* begin DATA ENTRIES *

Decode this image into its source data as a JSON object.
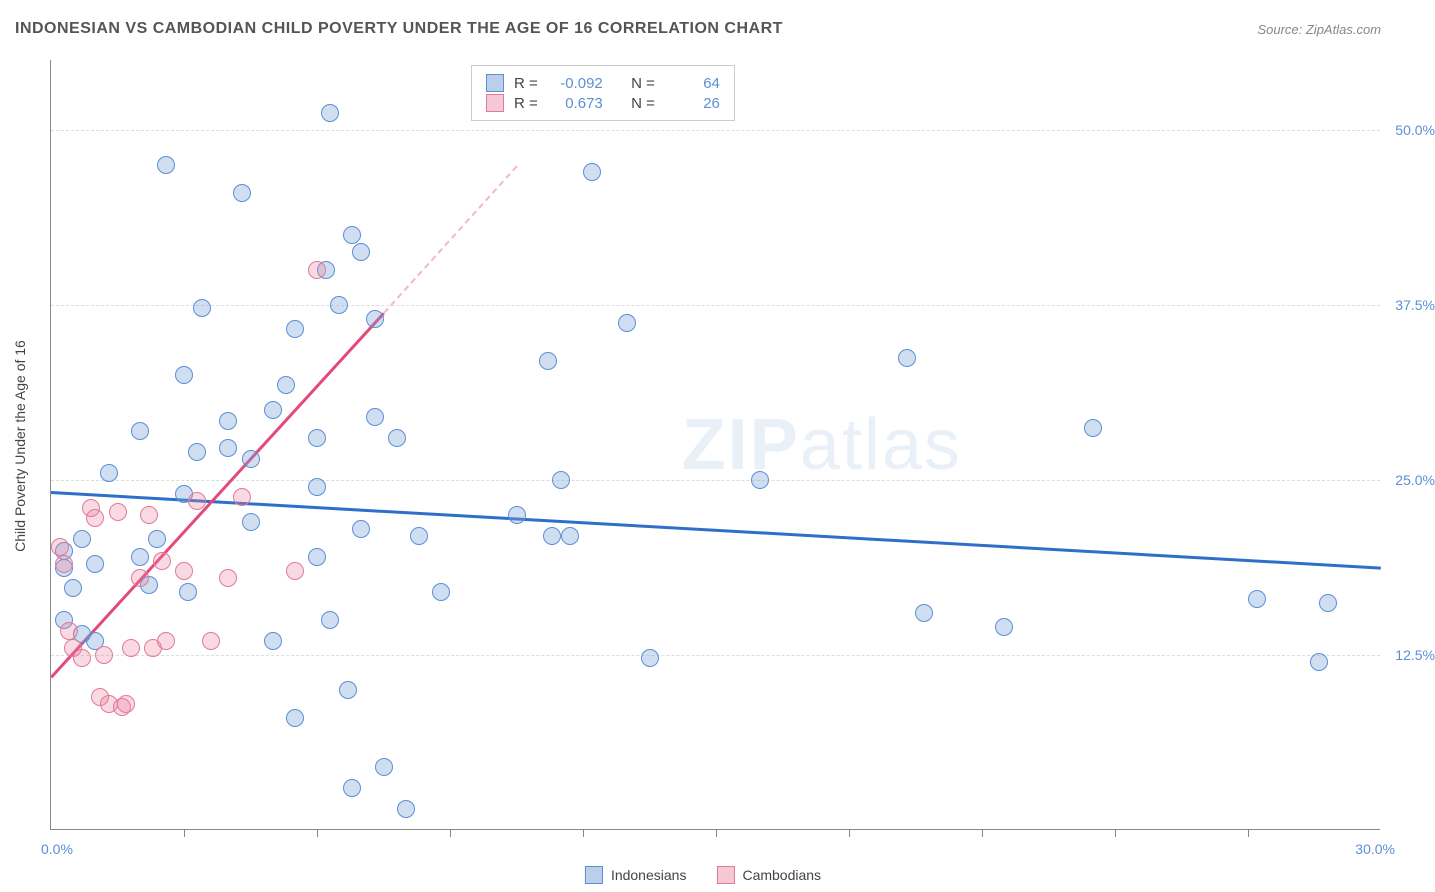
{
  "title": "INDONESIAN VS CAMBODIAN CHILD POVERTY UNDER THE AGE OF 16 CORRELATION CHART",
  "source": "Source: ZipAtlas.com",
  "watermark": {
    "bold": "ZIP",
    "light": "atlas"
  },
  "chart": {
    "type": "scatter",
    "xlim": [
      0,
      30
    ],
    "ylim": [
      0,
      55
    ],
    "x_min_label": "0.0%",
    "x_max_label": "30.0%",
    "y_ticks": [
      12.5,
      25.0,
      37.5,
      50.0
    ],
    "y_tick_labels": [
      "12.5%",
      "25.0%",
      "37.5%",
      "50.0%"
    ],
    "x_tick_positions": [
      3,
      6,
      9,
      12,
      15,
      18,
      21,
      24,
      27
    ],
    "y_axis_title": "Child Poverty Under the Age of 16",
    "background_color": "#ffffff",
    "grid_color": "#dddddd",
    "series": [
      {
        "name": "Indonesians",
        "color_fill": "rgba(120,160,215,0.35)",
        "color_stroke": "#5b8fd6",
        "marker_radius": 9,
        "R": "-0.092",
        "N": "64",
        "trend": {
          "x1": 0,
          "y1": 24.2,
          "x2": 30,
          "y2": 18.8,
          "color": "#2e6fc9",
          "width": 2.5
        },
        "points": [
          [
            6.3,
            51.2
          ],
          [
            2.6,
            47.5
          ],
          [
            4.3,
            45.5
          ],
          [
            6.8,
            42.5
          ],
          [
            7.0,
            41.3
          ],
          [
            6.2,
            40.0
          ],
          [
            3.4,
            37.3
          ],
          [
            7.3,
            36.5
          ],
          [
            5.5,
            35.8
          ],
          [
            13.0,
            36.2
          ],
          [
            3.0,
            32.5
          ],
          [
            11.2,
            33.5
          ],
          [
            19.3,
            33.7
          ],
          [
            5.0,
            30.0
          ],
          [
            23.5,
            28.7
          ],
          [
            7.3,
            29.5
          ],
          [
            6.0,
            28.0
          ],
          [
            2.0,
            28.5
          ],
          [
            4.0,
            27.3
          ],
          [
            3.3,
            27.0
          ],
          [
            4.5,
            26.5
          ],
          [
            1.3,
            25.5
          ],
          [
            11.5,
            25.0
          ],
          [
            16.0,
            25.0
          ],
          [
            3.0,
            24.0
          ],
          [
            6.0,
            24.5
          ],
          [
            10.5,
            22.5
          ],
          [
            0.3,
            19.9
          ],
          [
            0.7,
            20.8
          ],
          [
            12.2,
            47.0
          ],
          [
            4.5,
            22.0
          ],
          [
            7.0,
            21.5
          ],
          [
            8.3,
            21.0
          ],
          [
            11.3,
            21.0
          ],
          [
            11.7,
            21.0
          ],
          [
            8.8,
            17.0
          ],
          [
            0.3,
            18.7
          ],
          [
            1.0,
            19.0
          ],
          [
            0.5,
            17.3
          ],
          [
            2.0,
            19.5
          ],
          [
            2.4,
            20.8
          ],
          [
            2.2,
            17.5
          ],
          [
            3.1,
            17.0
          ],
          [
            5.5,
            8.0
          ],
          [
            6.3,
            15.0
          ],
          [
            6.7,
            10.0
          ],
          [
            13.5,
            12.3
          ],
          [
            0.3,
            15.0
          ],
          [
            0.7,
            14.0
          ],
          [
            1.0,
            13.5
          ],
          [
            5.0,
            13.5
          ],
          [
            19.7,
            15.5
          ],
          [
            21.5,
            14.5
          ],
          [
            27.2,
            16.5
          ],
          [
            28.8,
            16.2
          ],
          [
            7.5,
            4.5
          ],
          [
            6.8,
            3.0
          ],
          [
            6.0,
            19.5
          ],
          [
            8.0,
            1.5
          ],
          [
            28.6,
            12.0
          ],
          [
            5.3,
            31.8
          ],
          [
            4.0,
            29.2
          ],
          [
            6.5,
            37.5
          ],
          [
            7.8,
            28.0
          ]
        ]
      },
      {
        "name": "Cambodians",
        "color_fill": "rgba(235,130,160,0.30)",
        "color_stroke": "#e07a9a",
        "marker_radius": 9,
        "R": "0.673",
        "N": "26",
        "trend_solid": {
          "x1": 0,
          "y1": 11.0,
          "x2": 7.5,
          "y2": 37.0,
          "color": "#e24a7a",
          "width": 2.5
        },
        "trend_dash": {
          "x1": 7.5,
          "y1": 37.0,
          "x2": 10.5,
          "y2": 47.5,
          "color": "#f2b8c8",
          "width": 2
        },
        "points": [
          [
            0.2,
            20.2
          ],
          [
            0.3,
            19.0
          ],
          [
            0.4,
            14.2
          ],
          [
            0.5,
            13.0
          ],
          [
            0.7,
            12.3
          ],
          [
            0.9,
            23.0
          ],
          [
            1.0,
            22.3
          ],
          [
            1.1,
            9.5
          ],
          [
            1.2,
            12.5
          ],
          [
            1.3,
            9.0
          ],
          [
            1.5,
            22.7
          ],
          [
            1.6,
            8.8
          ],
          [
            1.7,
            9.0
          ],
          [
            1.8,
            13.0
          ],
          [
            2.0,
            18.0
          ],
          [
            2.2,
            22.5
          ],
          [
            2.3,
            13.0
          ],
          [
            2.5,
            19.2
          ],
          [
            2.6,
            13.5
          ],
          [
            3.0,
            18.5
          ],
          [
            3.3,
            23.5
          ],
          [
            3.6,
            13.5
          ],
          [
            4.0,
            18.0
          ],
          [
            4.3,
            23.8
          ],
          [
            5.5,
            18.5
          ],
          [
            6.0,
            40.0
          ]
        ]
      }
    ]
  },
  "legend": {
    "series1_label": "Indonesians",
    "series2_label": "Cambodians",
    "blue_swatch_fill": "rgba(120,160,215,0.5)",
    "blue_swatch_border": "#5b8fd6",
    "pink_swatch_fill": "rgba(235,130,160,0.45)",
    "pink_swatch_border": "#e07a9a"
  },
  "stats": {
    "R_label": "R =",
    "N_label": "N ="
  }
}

* end DATA ENTRIES *
* begin DATA ENTRIES *

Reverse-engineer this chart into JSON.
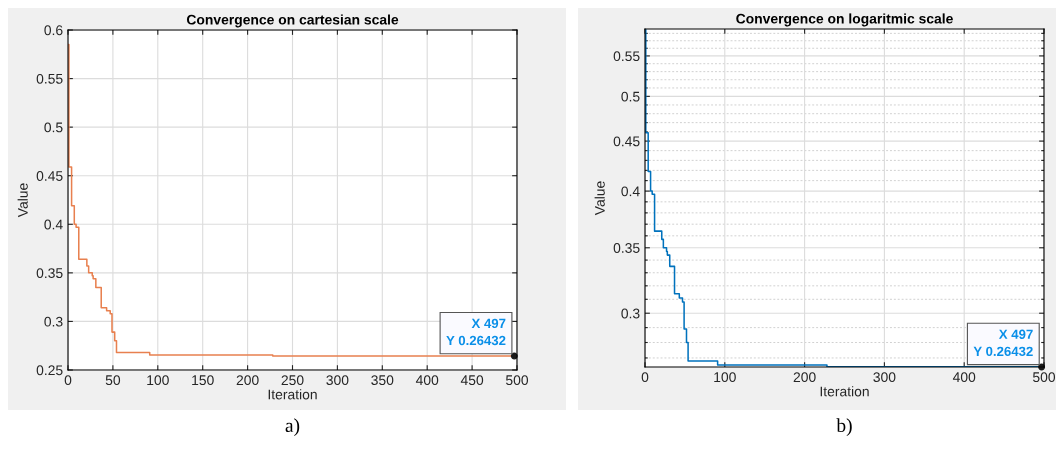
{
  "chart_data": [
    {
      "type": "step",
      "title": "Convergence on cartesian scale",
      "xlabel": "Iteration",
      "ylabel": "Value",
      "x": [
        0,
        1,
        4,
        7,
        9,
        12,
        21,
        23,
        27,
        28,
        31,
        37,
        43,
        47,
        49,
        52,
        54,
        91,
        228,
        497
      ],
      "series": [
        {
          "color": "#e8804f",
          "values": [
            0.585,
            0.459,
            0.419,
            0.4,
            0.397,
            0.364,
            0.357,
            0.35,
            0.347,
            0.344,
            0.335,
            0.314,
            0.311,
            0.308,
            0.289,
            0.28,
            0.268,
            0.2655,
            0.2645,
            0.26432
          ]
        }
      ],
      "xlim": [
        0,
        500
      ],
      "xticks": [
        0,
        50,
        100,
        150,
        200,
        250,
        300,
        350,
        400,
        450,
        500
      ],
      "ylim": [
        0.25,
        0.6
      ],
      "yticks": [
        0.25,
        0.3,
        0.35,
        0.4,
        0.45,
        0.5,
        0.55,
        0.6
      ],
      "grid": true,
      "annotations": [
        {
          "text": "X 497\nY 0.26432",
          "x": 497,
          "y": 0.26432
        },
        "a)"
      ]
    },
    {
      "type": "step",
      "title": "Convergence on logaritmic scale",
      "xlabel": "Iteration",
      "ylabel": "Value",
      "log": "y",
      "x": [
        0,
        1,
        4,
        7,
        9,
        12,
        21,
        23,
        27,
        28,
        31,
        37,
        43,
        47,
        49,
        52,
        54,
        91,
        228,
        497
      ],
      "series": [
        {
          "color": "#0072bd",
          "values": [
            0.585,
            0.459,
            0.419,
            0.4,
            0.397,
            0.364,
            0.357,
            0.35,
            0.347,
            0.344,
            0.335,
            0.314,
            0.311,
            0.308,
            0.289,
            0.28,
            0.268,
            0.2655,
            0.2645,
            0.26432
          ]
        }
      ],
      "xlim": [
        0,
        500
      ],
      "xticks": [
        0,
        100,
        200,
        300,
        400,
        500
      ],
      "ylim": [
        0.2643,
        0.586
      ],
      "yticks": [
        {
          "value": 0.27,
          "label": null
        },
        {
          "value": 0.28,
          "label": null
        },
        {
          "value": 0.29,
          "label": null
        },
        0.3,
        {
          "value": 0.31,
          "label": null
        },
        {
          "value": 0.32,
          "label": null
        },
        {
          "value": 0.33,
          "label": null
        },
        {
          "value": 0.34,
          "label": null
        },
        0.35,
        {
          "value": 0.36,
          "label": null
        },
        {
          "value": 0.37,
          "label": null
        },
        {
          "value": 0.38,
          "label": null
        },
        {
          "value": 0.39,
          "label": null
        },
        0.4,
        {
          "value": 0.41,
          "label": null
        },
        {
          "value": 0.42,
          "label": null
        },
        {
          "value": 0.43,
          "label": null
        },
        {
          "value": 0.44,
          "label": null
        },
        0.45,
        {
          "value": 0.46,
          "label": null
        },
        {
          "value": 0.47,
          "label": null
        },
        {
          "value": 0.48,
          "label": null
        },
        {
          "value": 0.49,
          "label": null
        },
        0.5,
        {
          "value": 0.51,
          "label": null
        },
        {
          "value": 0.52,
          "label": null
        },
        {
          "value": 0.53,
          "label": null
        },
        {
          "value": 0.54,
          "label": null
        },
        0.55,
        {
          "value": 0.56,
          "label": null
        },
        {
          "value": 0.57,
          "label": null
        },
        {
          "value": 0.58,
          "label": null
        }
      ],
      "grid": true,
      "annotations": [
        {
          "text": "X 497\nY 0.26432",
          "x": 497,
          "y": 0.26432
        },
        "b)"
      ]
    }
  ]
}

* end DATA ENTRIES *

• _DIRECTION_:
Say how many lines in the records hold the string "Indonesians", and say nothing else.

• _TASK RESPONSE_:
2